• WRITTEN TASK:
All of the data that follows should be retyped exactly, please, except the pictures.

• PROVIDED INFORMATION:
-------
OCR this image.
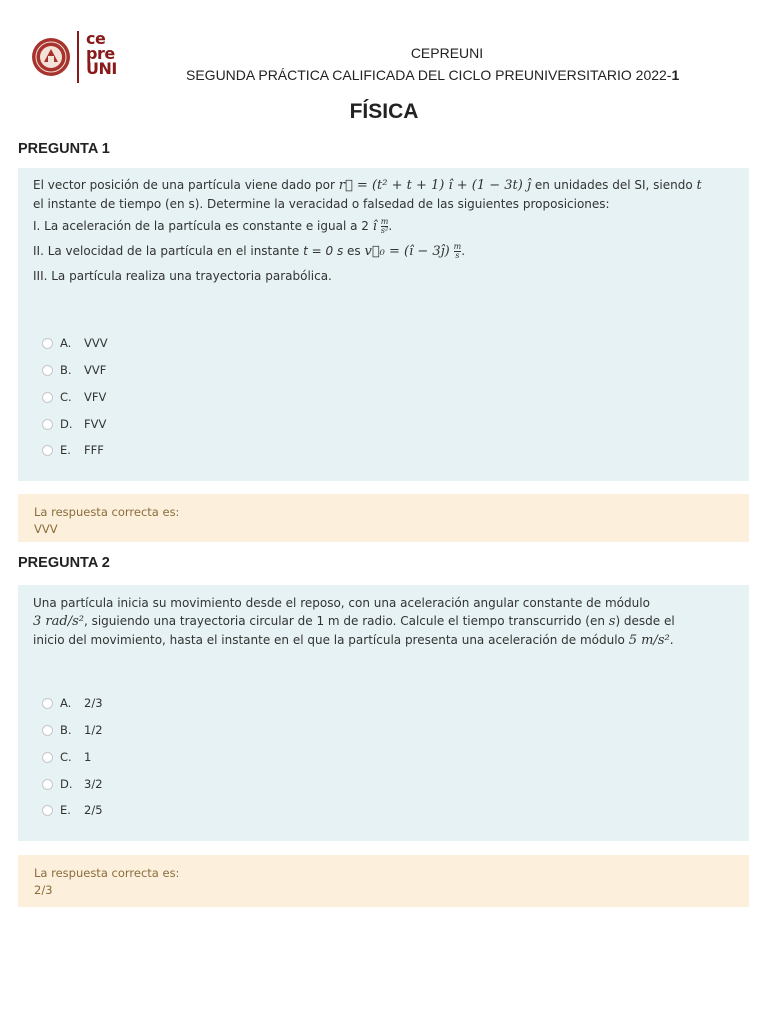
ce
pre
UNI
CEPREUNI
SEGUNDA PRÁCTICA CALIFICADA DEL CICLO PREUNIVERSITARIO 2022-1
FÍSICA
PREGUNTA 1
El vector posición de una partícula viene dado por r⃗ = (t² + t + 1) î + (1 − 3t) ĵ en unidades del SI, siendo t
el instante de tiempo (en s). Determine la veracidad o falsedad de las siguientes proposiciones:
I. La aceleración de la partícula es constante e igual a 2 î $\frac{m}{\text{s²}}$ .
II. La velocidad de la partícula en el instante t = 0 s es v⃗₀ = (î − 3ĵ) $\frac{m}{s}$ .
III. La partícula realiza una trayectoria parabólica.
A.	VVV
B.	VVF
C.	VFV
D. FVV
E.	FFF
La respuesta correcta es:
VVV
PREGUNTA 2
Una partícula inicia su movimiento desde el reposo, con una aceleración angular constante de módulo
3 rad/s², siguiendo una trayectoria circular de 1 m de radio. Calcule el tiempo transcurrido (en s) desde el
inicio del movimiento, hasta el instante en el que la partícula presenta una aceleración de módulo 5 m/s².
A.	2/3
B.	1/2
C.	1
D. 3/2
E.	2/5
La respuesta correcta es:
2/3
-------
• RESPONSE TO THIS EXERCISE:
OCR this image.
ce
pre
UNI
CEPREUNI
SEGUNDA PRÁCTICA CALIFICADA DEL CICLO PREUNIVERSITARIO 2022-1
FÍSICA
PREGUNTA 1
El vector posición de una partícula viene dado por r⃗ = (t² + t + 1) î + (1 − 3t) ĵ en unidades del SI, siendo t
el instante de tiempo (en s). Determine la veracidad o falsedad de las siguientes proposiciones:
I. La aceleración de la partícula es constante e igual a 2 î $\frac{m}{\text{s²}}$ .
II. La velocidad de la partícula en el instante t = 0 s es v⃗₀ = (î − 3ĵ) $\frac{m}{s}$ .
III. La partícula realiza una trayectoria parabólica.
A.	VVV
B.	VVF
C.	VFV
D. FVV
E.	FFF
La respuesta correcta es:
VVV
PREGUNTA 2
Una partícula inicia su movimiento desde el reposo, con una aceleración angular constante de módulo
3 rad/s², siguiendo una trayectoria circular de 1 m de radio. Calcule el tiempo transcurrido (en s) desde el
inicio del movimiento, hasta el instante en el que la partícula presenta una aceleración de módulo 5 m/s².
A.	2/3
B.	1/2
C.	1
D. 3/2
E.	2/5
La respuesta correcta es:
2/3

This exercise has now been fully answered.